---- Data records

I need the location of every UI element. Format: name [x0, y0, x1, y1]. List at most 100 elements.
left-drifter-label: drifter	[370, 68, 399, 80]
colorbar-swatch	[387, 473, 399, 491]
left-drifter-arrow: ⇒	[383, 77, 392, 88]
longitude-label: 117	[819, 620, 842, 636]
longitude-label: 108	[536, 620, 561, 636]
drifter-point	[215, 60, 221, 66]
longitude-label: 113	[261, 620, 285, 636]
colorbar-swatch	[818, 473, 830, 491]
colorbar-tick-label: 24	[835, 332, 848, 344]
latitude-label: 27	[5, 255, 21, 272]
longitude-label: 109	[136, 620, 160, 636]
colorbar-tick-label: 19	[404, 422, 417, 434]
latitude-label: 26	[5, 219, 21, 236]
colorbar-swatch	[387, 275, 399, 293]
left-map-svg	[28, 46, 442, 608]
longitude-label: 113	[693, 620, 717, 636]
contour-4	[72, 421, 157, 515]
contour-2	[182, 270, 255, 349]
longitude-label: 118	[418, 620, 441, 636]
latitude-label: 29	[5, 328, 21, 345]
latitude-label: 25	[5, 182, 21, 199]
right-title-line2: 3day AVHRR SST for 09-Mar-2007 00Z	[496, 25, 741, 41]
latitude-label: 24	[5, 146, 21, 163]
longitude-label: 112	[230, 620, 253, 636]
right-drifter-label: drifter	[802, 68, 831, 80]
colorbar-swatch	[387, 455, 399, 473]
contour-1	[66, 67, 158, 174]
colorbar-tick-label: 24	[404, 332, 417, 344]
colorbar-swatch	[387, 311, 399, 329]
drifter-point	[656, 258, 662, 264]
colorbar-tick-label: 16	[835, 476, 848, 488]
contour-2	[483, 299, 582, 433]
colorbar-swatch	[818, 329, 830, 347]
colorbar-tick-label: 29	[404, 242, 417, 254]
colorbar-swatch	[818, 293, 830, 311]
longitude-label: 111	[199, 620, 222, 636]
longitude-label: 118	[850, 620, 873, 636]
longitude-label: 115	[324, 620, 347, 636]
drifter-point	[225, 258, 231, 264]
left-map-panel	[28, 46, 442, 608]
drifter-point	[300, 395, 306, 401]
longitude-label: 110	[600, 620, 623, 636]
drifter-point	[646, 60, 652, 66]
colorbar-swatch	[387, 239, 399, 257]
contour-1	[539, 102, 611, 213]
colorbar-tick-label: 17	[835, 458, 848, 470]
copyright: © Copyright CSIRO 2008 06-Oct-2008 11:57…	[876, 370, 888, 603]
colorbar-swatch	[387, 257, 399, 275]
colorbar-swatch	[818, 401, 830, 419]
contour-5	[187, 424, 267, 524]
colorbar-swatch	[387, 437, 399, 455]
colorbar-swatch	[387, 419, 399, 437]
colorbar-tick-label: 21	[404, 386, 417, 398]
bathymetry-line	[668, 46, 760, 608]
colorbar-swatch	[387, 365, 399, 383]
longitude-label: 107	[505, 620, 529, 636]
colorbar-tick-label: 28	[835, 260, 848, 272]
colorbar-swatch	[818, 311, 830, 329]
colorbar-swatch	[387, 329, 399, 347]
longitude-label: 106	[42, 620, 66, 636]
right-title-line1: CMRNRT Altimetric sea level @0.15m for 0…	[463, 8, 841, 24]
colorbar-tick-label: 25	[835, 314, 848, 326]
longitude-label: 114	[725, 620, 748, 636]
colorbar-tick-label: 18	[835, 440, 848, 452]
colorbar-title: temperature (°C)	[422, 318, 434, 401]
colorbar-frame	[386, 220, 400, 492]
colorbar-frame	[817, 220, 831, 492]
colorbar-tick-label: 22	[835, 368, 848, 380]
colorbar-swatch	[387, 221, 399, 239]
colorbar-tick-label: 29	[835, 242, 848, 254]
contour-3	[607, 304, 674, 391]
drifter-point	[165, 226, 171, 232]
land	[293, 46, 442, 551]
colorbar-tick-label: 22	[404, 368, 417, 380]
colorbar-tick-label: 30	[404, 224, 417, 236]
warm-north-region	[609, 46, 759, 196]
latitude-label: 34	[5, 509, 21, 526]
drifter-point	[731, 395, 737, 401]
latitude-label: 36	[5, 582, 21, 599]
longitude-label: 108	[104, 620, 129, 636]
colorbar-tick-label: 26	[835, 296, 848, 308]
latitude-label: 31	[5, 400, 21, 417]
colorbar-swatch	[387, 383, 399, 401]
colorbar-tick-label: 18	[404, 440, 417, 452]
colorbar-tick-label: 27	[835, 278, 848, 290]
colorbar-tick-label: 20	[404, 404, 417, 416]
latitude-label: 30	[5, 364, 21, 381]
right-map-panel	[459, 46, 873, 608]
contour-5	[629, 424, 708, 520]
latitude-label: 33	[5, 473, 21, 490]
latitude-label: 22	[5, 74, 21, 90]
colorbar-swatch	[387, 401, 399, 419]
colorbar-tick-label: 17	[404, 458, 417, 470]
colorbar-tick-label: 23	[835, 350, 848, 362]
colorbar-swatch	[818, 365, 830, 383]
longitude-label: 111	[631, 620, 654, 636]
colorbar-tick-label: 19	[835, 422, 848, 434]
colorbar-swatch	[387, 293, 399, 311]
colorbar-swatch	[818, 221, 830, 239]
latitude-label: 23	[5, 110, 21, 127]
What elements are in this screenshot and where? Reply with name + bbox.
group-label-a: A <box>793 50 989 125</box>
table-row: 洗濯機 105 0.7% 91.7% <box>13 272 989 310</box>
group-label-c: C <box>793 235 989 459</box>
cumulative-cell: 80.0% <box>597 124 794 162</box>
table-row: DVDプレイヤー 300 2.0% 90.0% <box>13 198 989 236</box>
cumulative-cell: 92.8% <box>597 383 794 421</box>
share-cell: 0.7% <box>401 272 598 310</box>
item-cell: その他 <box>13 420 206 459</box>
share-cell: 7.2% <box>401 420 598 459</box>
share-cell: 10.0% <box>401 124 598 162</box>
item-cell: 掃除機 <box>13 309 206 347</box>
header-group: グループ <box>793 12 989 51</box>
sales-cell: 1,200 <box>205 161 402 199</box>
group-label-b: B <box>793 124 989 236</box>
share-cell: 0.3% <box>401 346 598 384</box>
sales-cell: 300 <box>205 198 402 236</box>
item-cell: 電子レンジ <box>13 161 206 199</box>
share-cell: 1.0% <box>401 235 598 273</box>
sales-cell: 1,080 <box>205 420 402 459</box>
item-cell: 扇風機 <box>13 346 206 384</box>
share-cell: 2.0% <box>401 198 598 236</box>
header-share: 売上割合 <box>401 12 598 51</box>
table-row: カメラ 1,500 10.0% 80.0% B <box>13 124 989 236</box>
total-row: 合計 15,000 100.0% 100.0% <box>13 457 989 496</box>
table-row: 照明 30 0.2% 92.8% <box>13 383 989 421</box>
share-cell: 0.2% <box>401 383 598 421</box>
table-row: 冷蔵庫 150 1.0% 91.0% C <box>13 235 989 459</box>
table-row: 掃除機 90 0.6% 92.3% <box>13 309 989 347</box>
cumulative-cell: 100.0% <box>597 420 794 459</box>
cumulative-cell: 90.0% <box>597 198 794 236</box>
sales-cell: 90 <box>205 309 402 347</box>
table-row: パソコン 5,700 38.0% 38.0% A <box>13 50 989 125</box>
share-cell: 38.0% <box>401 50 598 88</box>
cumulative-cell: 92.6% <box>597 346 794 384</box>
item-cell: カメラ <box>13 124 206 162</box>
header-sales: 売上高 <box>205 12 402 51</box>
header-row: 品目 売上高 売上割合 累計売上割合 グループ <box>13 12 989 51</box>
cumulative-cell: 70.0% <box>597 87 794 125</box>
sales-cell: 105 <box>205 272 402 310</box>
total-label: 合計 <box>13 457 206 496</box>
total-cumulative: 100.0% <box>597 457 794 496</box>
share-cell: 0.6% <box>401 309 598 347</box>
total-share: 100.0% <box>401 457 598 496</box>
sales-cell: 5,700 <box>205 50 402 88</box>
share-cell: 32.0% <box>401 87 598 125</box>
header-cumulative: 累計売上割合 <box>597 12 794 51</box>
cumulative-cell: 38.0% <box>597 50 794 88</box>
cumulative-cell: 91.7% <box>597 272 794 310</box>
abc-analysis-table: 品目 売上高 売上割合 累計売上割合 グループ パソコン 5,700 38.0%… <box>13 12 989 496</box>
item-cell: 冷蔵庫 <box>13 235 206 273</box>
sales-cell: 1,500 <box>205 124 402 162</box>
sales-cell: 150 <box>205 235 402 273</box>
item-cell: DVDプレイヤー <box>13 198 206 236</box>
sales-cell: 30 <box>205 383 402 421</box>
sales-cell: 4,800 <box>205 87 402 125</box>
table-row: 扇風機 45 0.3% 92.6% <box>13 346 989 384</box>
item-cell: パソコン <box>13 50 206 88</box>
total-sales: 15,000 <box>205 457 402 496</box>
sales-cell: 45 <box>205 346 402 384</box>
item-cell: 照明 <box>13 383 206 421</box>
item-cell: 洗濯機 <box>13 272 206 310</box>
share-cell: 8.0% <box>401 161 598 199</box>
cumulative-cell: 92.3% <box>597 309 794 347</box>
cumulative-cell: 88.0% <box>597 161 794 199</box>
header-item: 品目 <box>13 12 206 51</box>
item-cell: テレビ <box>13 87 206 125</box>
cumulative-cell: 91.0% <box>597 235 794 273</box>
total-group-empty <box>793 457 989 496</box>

--------

### Given task
Copy out the rows from the first one through the row that contains "620, 561, 636]", keeping both ends and changing nothing.

### Finished exercise
I need the location of every UI element. Format: name [x0, y0, x1, y1]. List at most 100 elements.
left-drifter-label: drifter	[370, 68, 399, 80]
colorbar-swatch	[387, 473, 399, 491]
left-drifter-arrow: ⇒	[383, 77, 392, 88]
longitude-label: 117	[819, 620, 842, 636]
longitude-label: 108	[536, 620, 561, 636]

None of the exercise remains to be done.